→ **Required action**: Please copy every record below exactly and leave out the pictures.

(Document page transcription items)

=== Section Start ===

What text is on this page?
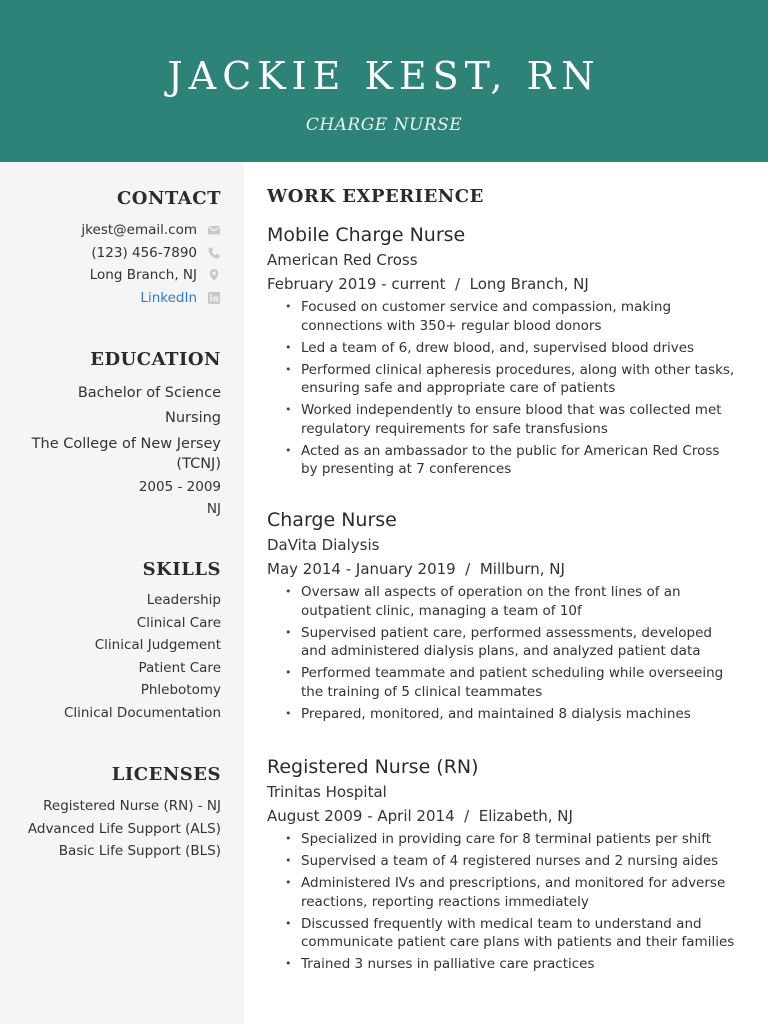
JACKIE KEST, RN
CHARGE NURSE
CONTACT
jkest@email.com
(123) 456-7890
Long Branch, NJ
LinkedIn
EDUCATION
Bachelor of Science
Nursing
The College of New Jersey
(TCNJ)
2005 - 2009
NJ
SKILLS
Leadership
Clinical Care
Clinical Judgement
Patient Care
Phlebotomy
Clinical Documentation
LICENSES
Registered Nurse (RN) - NJ
Advanced Life Support (ALS)
Basic Life Support (BLS)
WORK EXPERIENCE
Mobile Charge Nurse
American Red Cross
February 2019 - current  /  Long Branch, NJ
• Focused on customer service and compassion, making connections with 350+ regular blood donors
• Led a team of 6, drew blood, and, supervised blood drives
• Performed clinical apheresis procedures, along with other tasks, ensuring safe and appropriate care of patients
• Worked independently to ensure blood that was collected met regulatory requirements for safe transfusions
• Acted as an ambassador to the public for American Red Cross by presenting at 7 conferences
Charge Nurse
DaVita Dialysis
May 2014 - January 2019  /  Millburn, NJ
• Oversaw all aspects of operation on the front lines of an outpatient clinic, managing a team of 10f
• Supervised patient care, performed assessments, developed and administered dialysis plans, and analyzed patient data
• Performed teammate and patient scheduling while overseeing the training of 5 clinical teammates
• Prepared, monitored, and maintained 8 dialysis machines
Registered Nurse (RN)
Trinitas Hospital
August 2009 - April 2014  /  Elizabeth, NJ
• Specialized in providing care for 8 terminal patients per shift
• Supervised a team of 4 registered nurses and 2 nursing aides
• Administered IVs and prescriptions, and monitored for adverse reactions, reporting reactions immediately
• Discussed frequently with medical team to understand and communicate patient care plans with patients and their families
• Trained 3 nurses in palliative care practices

=== Section End ===

→ **Answer for this exercise**:
What text is on this page?
JACKIE KEST, RN
CHARGE NURSE
CONTACT
jkest@email.com
(123) 456-7890
Long Branch, NJ
LinkedIn
EDUCATION
Bachelor of Science
Nursing
The College of New Jersey
(TCNJ)
2005 - 2009
NJ
SKILLS
Leadership
Clinical Care
Clinical Judgement
Patient Care
Phlebotomy
Clinical Documentation
LICENSES
Registered Nurse (RN) - NJ
Advanced Life Support (ALS)
Basic Life Support (BLS)
WORK EXPERIENCE
Mobile Charge Nurse
American Red Cross
February 2019 - current  /  Long Branch, NJ
• Focused on customer service and compassion, making connections with 350+ regular blood donors
• Led a team of 6, drew blood, and, supervised blood drives
• Performed clinical apheresis procedures, along with other tasks, ensuring safe and appropriate care of patients
• Worked independently to ensure blood that was collected met regulatory requirements for safe transfusions
• Acted as an ambassador to the public for American Red Cross by presenting at 7 conferences
Charge Nurse
DaVita Dialysis
May 2014 - January 2019  /  Millburn, NJ
• Oversaw all aspects of operation on the front lines of an outpatient clinic, managing a team of 10f
• Supervised patient care, performed assessments, developed and administered dialysis plans, and analyzed patient data
• Performed teammate and patient scheduling while overseeing the training of 5 clinical teammates
• Prepared, monitored, and maintained 8 dialysis machines
Registered Nurse (RN)
Trinitas Hospital
August 2009 - April 2014  /  Elizabeth, NJ
• Specialized in providing care for 8 terminal patients per shift
• Supervised a team of 4 registered nurses and 2 nursing aides
• Administered IVs and prescriptions, and monitored for adverse reactions, reporting reactions immediately
• Discussed frequently with medical team to understand and communicate patient care plans with patients and their families
• Trained 3 nurses in palliative care practices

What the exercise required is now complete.